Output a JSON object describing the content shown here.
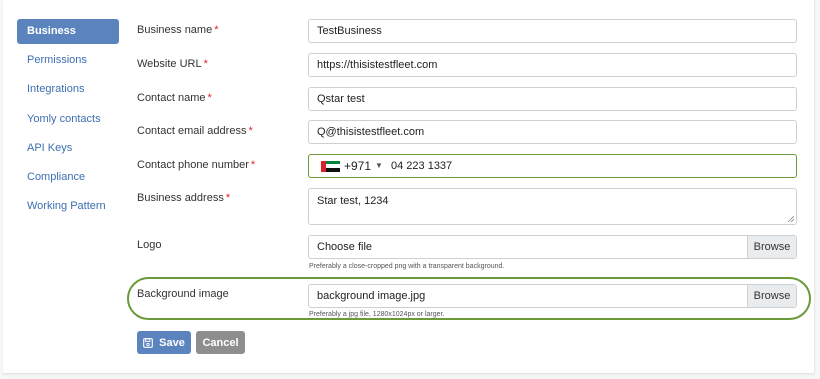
{
  "sidebar": {
    "items": [
      {
        "label": "Business",
        "active": true
      },
      {
        "label": "Permissions"
      },
      {
        "label": "Integrations"
      },
      {
        "label": "Yomly contacts"
      },
      {
        "label": "API Keys"
      },
      {
        "label": "Compliance"
      },
      {
        "label": "Working Pattern"
      }
    ]
  },
  "form": {
    "required_mark": "*",
    "business_name": {
      "label": "Business name",
      "value": "TestBusiness"
    },
    "website_url": {
      "label": "Website URL",
      "value": "https://thisistestfleet.com"
    },
    "contact_name": {
      "label": "Contact name",
      "value": "Qstar test"
    },
    "contact_email": {
      "label": "Contact email address",
      "value": "Q@thisistestfleet.com"
    },
    "contact_phone": {
      "label": "Contact phone number",
      "dial_code": "+971",
      "value": "04 223 1337",
      "flag_icon": "uae-flag-icon"
    },
    "business_address": {
      "label": "Business address",
      "value": "Star test, 1234"
    },
    "logo": {
      "label": "Logo",
      "file_text": "Choose file",
      "browse_label": "Browse",
      "hint": "Preferably a close-cropped png with a transparent background."
    },
    "background_image": {
      "label": "Background image",
      "file_text": "background image.jpg",
      "browse_label": "Browse",
      "hint": "Preferably a jpg file, 1280x1024px or larger."
    }
  },
  "actions": {
    "save_label": "Save",
    "cancel_label": "Cancel",
    "save_icon": "floppy-disk-icon"
  },
  "colors": {
    "accent": "#5b84bf",
    "highlight": "#6a9a3a",
    "required": "#d9232e",
    "cancel": "#8e8e8e"
  }
}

:::::

- [JOB]: Transcribe the full listing character for character. Pictures are excluded.

- [FULL OUTPUT]:
Output a JSON object describing the content shown here.
{
  "sidebar": {
    "items": [
      {
        "label": "Business",
        "active": true
      },
      {
        "label": "Permissions"
      },
      {
        "label": "Integrations"
      },
      {
        "label": "Yomly contacts"
      },
      {
        "label": "API Keys"
      },
      {
        "label": "Compliance"
      },
      {
        "label": "Working Pattern"
      }
    ]
  },
  "form": {
    "required_mark": "*",
    "business_name": {
      "label": "Business name",
      "value": "TestBusiness"
    },
    "website_url": {
      "label": "Website URL",
      "value": "https://thisistestfleet.com"
    },
    "contact_name": {
      "label": "Contact name",
      "value": "Qstar test"
    },
    "contact_email": {
      "label": "Contact email address",
      "value": "Q@thisistestfleet.com"
    },
    "contact_phone": {
      "label": "Contact phone number",
      "dial_code": "+971",
      "value": "04 223 1337",
      "flag_icon": "uae-flag-icon"
    },
    "business_address": {
      "label": "Business address",
      "value": "Star test, 1234"
    },
    "logo": {
      "label": "Logo",
      "file_text": "Choose file",
      "browse_label": "Browse",
      "hint": "Preferably a close-cropped png with a transparent background."
    },
    "background_image": {
      "label": "Background image",
      "file_text": "background image.jpg",
      "browse_label": "Browse",
      "hint": "Preferably a jpg file, 1280x1024px or larger."
    }
  },
  "actions": {
    "save_label": "Save",
    "cancel_label": "Cancel",
    "save_icon": "floppy-disk-icon"
  },
  "colors": {
    "accent": "#5b84bf",
    "highlight": "#6a9a3a",
    "required": "#d9232e",
    "cancel": "#8e8e8e"
  }
}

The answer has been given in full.